<<<<
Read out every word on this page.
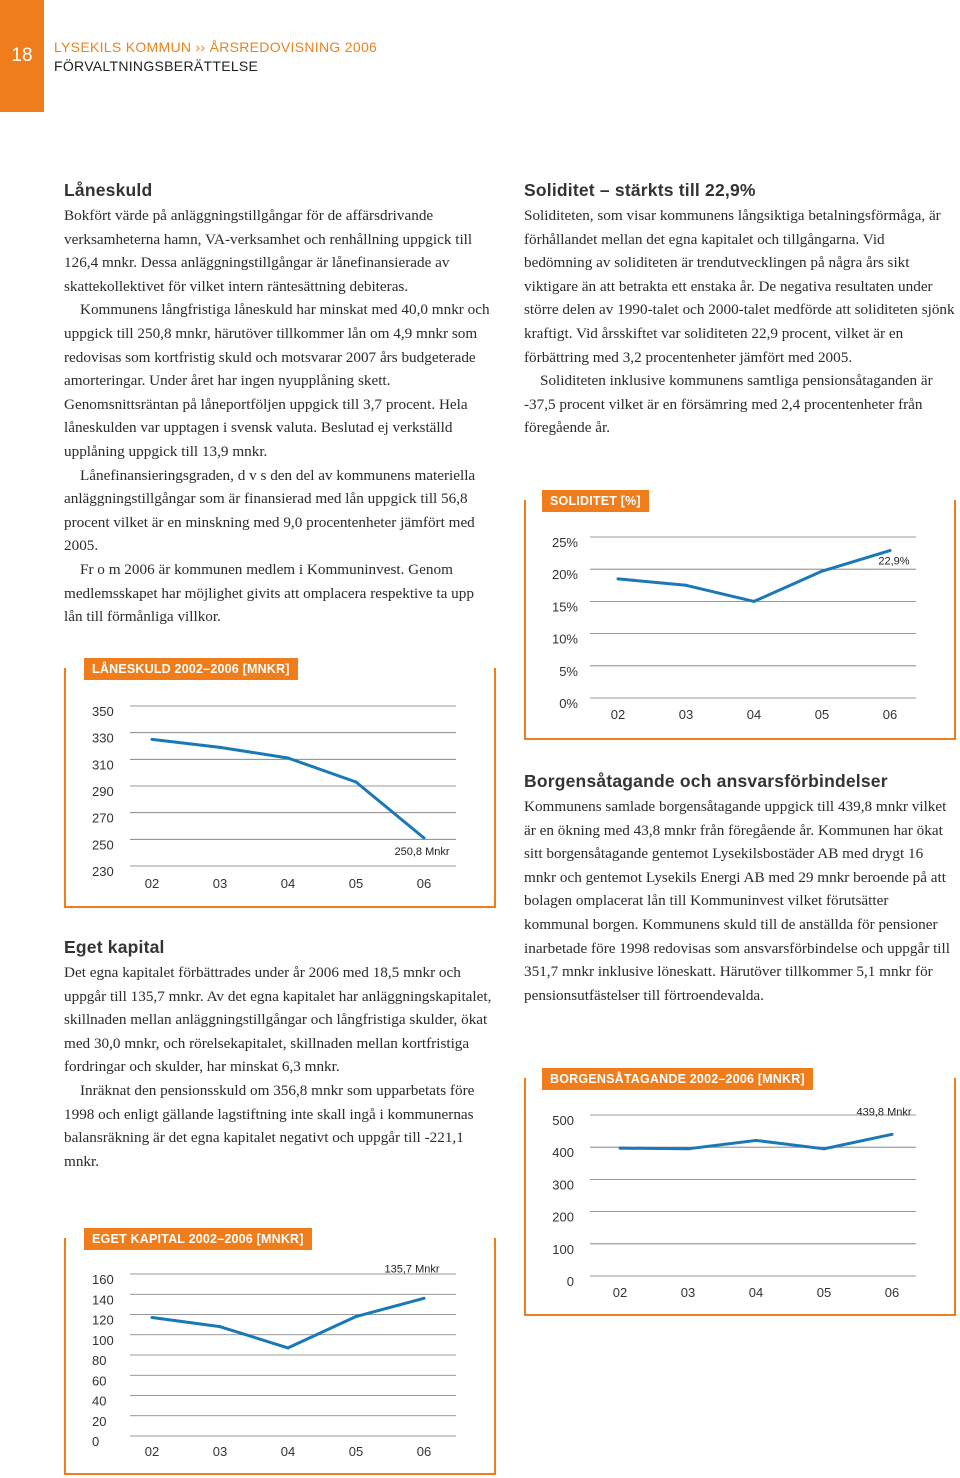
18	LYSEKILS KOMMUN ›› ÅRSREDOVISNING 2006
FÖRVALTNINGSBERÄTTELSE
Låneskuld

Bokfört värde på anläggningstillgångar för de affärsdrivande verksamheterna hamn, VA-verksamhet och renhållning uppgick till 126,4 mnkr. Dessa anläggningstillgångar är lånefinansierade av skattekollektivet för vilket intern räntesättning debiteras.

Kommunens långfristiga låneskuld har minskat med 40,0 mnkr och uppgick till 250,8 mnkr, härutöver tillkommer lån om 4,9 mnkr som redovisas som kortfristig skuld och motsvarar 2007 års budgeterade amorteringar. Under året har ingen nyupplåning skett. Genomsnittsräntan på låneportföljen uppgick till 3,7 procent. Hela låneskulden var upptagen i svensk valuta. Beslutad ej verkställd upplåning uppgick till 13,9 mnkr.

Lånefinansieringsgraden, d v s den del av kommunens materiella anläggningstillgångar som är finansierad med lån uppgick till 56,8 procent vilket är en minskning med 9,0 procentenheter jämfört med 2005.

Fr o m 2006 är kommunen medlem i Kommuninvest. Genom medlemsskapet har möjlighet givits att omplacera respektive ta upp lån till förmånliga villkor.

350
330
310
290
270
250
230
02	03	04	05	06
250,8 Mnkr
LÅNESKULD 2002–2006 [MNKR]
Eget kapital

Det egna kapitalet förbättrades under år 2006 med 18,5 mnkr och uppgår till 135,7 mnkr. Av det egna kapitalet har anläggningskapitalet, skillnaden mellan anläggningstillgångar och långfristiga skulder, ökat med 30,0 mnkr, och rörelsekapitalet, skillnaden mellan kortfristiga fordringar och skulder, har minskat 6,3 mnkr.

Inräknat den pensionsskuld om 356,8 mnkr som upparbetats före 1998 och enligt gällande lagstiftning inte skall ingå i kommunernas balansräkning är det egna kapitalet negativt och uppgår till -221,1 mnkr.

160
140
120
100
80
60
40
20
0
02	03	04	05	06
135,7 Mnkr
EGET KAPITAL 2002–2006 [MNKR]
Soliditet – stärkts till 22,9%

Soliditeten, som visar kommunens långsiktiga betalningsförmåga, är förhållandet mellan det egna kapitalet och tillgångarna. Vid bedömning av soliditeten är trendutvecklingen på några års sikt viktigare än att betrakta ett enstaka år. De negativa resultaten under större delen av 1990-talet och 2000-talet medförde att soliditeten sjönk kraftigt. Vid årsskiftet var soliditeten 22,9 procent, vilket är en förbättring med 3,2 procentenheter jämfört med 2005.

Soliditeten inklusive kommunens samtliga pensionsåtaganden är -37,5 procent vilket är en försämring med 2,4 procentenheter från föregående år.

25%
20%
15%
10%
5%
0%
02	03	04	05	06
22,9%
SOLIDITET [%]
Borgensåtagande och ansvarsförbindelser

Kommunens samlade borgensåtagande uppgick till 439,8 mnkr vilket är en ökning med 43,8 mnkr från föregående år. Kommunen har ökat sitt borgensåtagande gentemot Lysekilsbostäder AB med drygt 16 mnkr och gentemot Lysekils Energi AB med 29 mnkr beroende på att bolagen omplacerat lån till Kommuninvest vilket förutsätter kommunal borgen. Kommunens skuld till de anställda för pensioner inarbetade före 1998 redovisas som ansvarsförbindelse och uppgår till 351,7 mnkr inklusive löneskatt. Härutöver tillkommer 5,1 mnkr för pensionsutfästelser till förtroendevalda.

500
400
300
200
100
0
02	03	04	05	06
439,8 Mnkr
BORGENSÅTAGANDE 2002–2006 [MNKR]
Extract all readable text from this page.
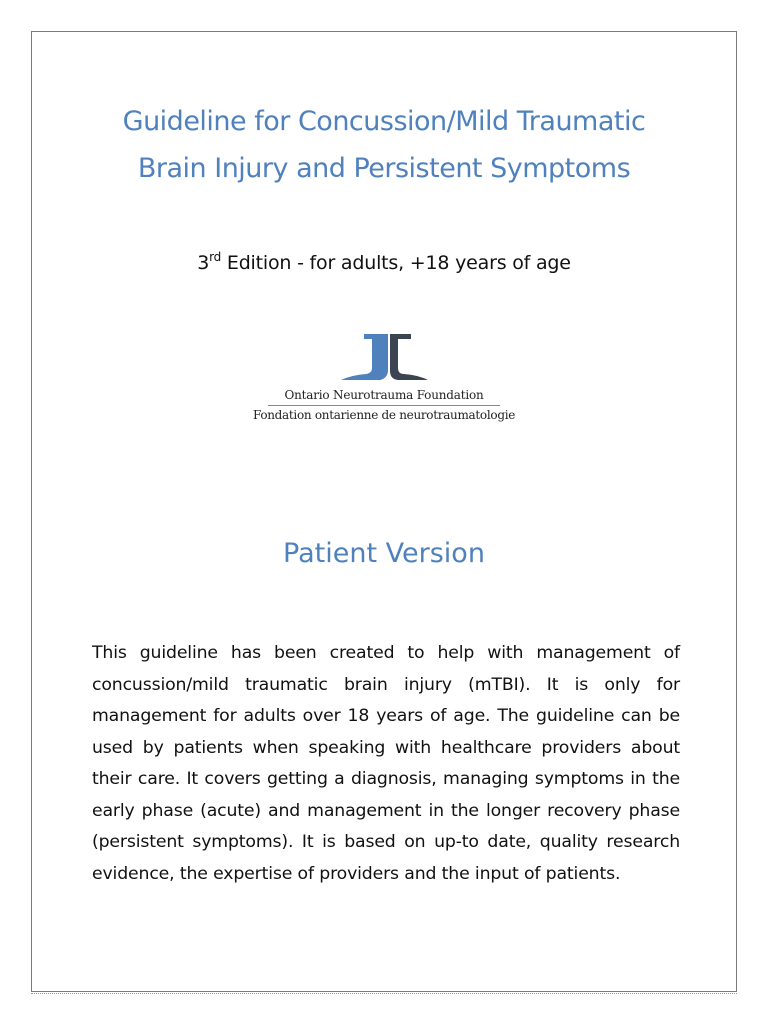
Guideline for Concussion/Mild Traumatic
Brain Injury and Persistent Symptoms
3rd Edition - for adults, +18 years of age
Ontario Neurotrauma Foundation
Fondation ontarienne de neurotraumatologie
Patient Version

This guideline has been created to help with management of concussion/mild traumatic brain injury (mTBI). It is only for management for adults over 18 years of age. The guideline can be used by patients when speaking with healthcare providers about their care. It covers getting a diagnosis, managing symptoms in the early phase (acute) and management in the longer recovery phase (persistent symptoms). It is based on up-to date, quality research evidence, the expertise of providers and the input of patients.
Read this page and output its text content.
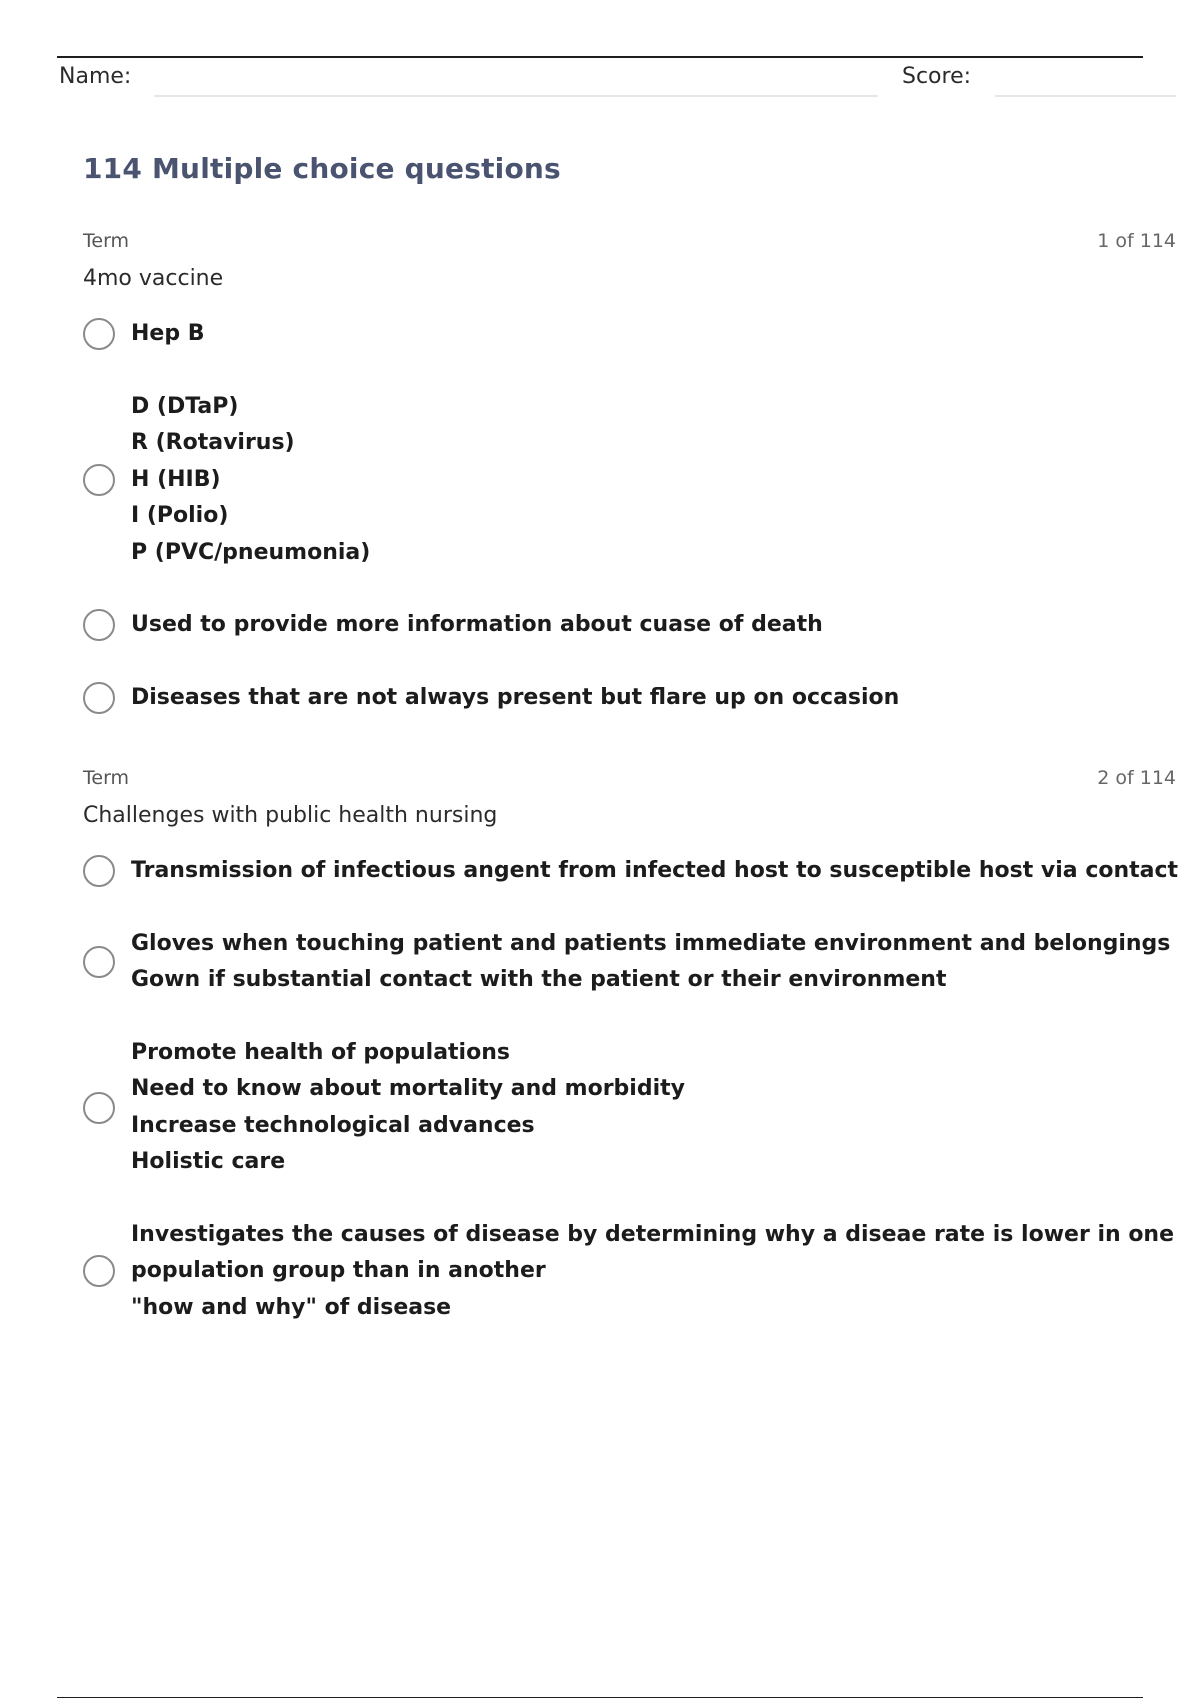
Name:	Score:
114 Multiple choice questions
Term	1 of 114
4mo vaccine
Hep B
D (DTaP)
R (Rotavirus)
H (HIB)
I (Polio)
P (PVC/pneumonia)
Used to provide more information about cuase of death
Diseases that are not always present but flare up on occasion
Term	2 of 114
Challenges with public health nursing
Transmission of infectious angent from infected host to susceptible host via contact
Gloves when touching patient and patients immediate environment and belongings
Gown if substantial contact with the patient or their environment
Promote health of populations
Need to know about mortality and morbidity
Increase technological advances
Holistic care
Investigates the causes of disease by determining why a diseae rate is lower in one
population group than in another
"how and why" of disease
>>>>
WHAT YOU WILL DO ->
Every last line above must be reproduced as written, and no pictures belong in the copy.

TASK OUTPUT ->
Read out every word on this page.
18	LYSEKILS KOMMUN ›› ÅRSREDOVISNING 2006
FÖRVALTNINGSBERÄTTELSE
Låneskuld

Bokfört värde på anläggningstillgångar för de affärsdrivande verksamheterna hamn, VA-verksamhet och renhållning uppgick till 126,4 mnkr. Dessa anläggningstillgångar är lånefinansierade av skattekollektivet för vilket intern räntesättning debiteras.

Kommunens långfristiga låneskuld har minskat med 40,0 mnkr och uppgick till 250,8 mnkr, härutöver tillkommer lån om 4,9 mnkr som redovisas som kortfristig skuld och motsvarar 2007 års budgeterade amorteringar. Under året har ingen nyupplåning skett. Genomsnittsräntan på låneportföljen uppgick till 3,7 procent. Hela låneskulden var upptagen i svensk valuta. Beslutad ej verkställd upplåning uppgick till 13,9 mnkr.

Lånefinansieringsgraden, d v s den del av kommunens materiella anläggningstillgångar som är finansierad med lån uppgick till 56,8 procent vilket är en minskning med 9,0 procentenheter jämfört med 2005.

Fr o m 2006 är kommunen medlem i Kommuninvest. Genom medlemsskapet har möjlighet givits att omplacera respektive ta upp lån till förmånliga villkor.

350
330
310
290
270
250
230
02	03	04	05	06
250,8 Mnkr
LÅNESKULD 2002–2006 [MNKR]
Eget kapital

Det egna kapitalet förbättrades under år 2006 med 18,5 mnkr och uppgår till 135,7 mnkr. Av det egna kapitalet har anläggningskapitalet, skillnaden mellan anläggningstillgångar och långfristiga skulder, ökat med 30,0 mnkr, och rörelsekapitalet, skillnaden mellan kortfristiga fordringar och skulder, har minskat 6,3 mnkr.

Inräknat den pensionsskuld om 356,8 mnkr som upparbetats före 1998 och enligt gällande lagstiftning inte skall ingå i kommunernas balansräkning är det egna kapitalet negativt och uppgår till -221,1 mnkr.

160
140
120
100
80
60
40
20
0
02	03	04	05	06
135,7 Mnkr
EGET KAPITAL 2002–2006 [MNKR]
Soliditet – stärkts till 22,9%

Soliditeten, som visar kommunens långsiktiga betalningsförmåga, är förhållandet mellan det egna kapitalet och tillgångarna. Vid bedömning av soliditeten är trendutvecklingen på några års sikt viktigare än att betrakta ett enstaka år. De negativa resultaten under större delen av 1990-talet och 2000-talet medförde att soliditeten sjönk kraftigt. Vid årsskiftet var soliditeten 22,9 procent, vilket är en förbättring med 3,2 procentenheter jämfört med 2005.

Soliditeten inklusive kommunens samtliga pensionsåtaganden är -37,5 procent vilket är en försämring med 2,4 procentenheter från föregående år.

25%
20%
15%
10%
5%
0%
02	03	04	05	06
22,9%
SOLIDITET [%]
Borgensåtagande och ansvarsförbindelser

Kommunens samlade borgensåtagande uppgick till 439,8 mnkr vilket är en ökning med 43,8 mnkr från föregående år. Kommunen har ökat sitt borgensåtagande gentemot Lysekilsbostäder AB med drygt 16 mnkr och gentemot Lysekils Energi AB med 29 mnkr beroende på att bolagen omplacerat lån till Kommuninvest vilket förutsätter kommunal borgen. Kommunens skuld till de anställda för pensioner inarbetade före 1998 redovisas som ansvarsförbindelse och uppgår till 351,7 mnkr inklusive löneskatt. Härutöver tillkommer 5,1 mnkr för pensionsutfästelser till förtroendevalda.

500
400
300
200
100
0
02	03	04	05	06
439,8 Mnkr
BORGENSÅTAGANDE 2002–2006 [MNKR]
Extract all readable text from this page.
Guideline for Concussion/Mild Traumatic
Brain Injury and Persistent Symptoms
3rd Edition - for adults, +18 years of age
Ontario Neurotrauma Foundation
Fondation ontarienne de neurotraumatologie
Patient Version

This guideline has been created to help with management of concussion/mild traumatic brain injury (mTBI). It is only for management for adults over 18 years of age. The guideline can be used by patients when speaking with healthcare providers about their care. It covers getting a diagnosis, managing symptoms in the early phase (acute) and management in the longer recovery phase (persistent symptoms). It is based on up-to date, quality research evidence, the expertise of providers and the input of patients.
Read this page and output its text content.
Name:	Score:
114 Multiple choice questions
Term	1 of 114
4mo vaccine
Hep B
D (DTaP)
R (Rotavirus)
H (HIB)
I (Polio)
P (PVC/pneumonia)
Used to provide more information about cuase of death
Diseases that are not always present but flare up on occasion
Term	2 of 114
Challenges with public health nursing
Transmission of infectious angent from infected host to susceptible host via contact
Gloves when touching patient and patients immediate environment and belongings
Gown if substantial contact with the patient or their environment
Promote health of populations
Need to know about mortality and morbidity
Increase technological advances
Holistic care
Investigates the causes of disease by determining why a diseae rate is lower in one
population group than in another
"how and why" of disease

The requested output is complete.